GIVEN PROBLEM =>
Filter these entries so that only lines with the word "frac" remain.

RECORDS TO USE =>
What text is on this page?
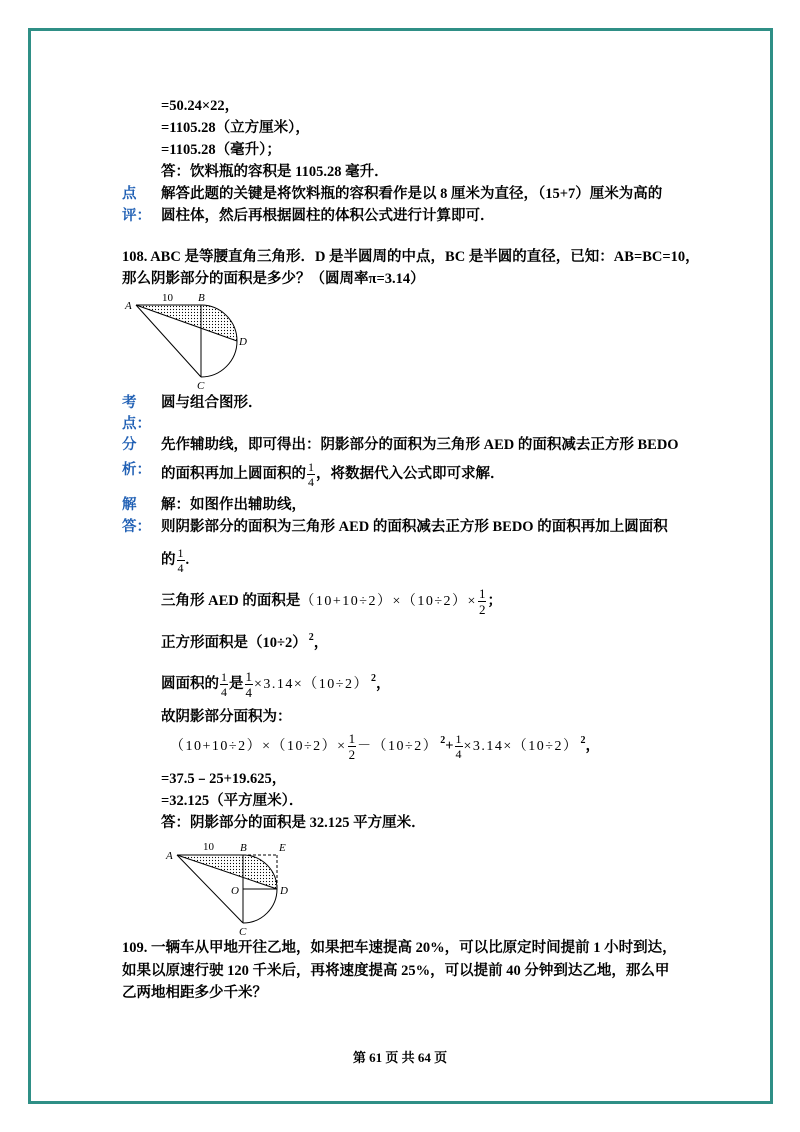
=50.24×22，
=1105.28（立方厘米），
=1105.28（毫升）；
答：饮料瓶的容积是 1105.28 毫升．
点
评：
解答此题的关键是将饮料瓶的容积看作是以 8 厘米为直径，（15+7）厘米为高的
圆柱体，然后再根据圆柱的体积公式进行计算即可．
108. ABC 是等腰直角三角形．D 是半圆周的中点，BC 是半圆的直径，已知：AB=BC=10，
那么阴影部分的面积是多少？（圆周率π=3.14）
A
10 B
C
D
考
点：
圆与组合图形．
分
析：
先作辅助线，即可得出：阴影部分的面积为三角形 AED 的面积减去正方形 BEDO
的面积再加上圆面积的 $\frac{1}{4}$ ，将数据代入公式即可求解．
解
答：
解：如图作出辅助线，
则阴影部分的面积为三角形 AED 的面积减去正方形 BEDO 的面积再加上圆面积
的 $\frac{1}{4}$ .
三角形 AED 的面积是$(10+10\div 2)\times(10\div 2)\times \frac{1}{2}$ ；
正方形面积是（10÷2） $^2$，
圆面积的 $\frac{1}{4}$ 是 $\frac{1}{4} \times 3.14\times(10\div 2)$ $^2$，
故阴影部分面积为：
$(10+10\div 2)\times(10\div 2)\times \frac{1}{2} -(10\div 2)$ $^2+ \frac{1}{4} \times 3.14\times(10\div 2)$ $^2$，
=37.5﹣25+19.625，
=32.125（平方厘米）．
答：阴影部分的面积是 32.125 平方厘米．
A
10 B	E
O	D
C
109. 一辆车从甲地开往乙地，如果把车速提高 20%，可以比原定时间提前 1 小时到达，
如果以原速行驶 120 千米后，再将速度提高 25%，可以提前 40 分钟到达乙地，那么甲
乙两地相距多少千米？
第 61 页 共 64 页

EXERCISE RESULT =>
的面积再加上圆面积的 $\frac{1}{4}$ ，将数据代入公式即可求解．
的 $\frac{1}{4}$ .
三角形 AED 的面积是$(10+10\div 2)\times(10\div 2)\times \frac{1}{2}$ ；
圆面积的 $\frac{1}{4}$ 是 $\frac{1}{4} \times 3.14\times(10\div 2)$ $^2$，
$(10+10\div 2)\times(10\div 2)\times \frac{1}{2} -(10\div 2)$ $^2+ \frac{1}{4} \times 3.14\times(10\div 2)$ $^2$，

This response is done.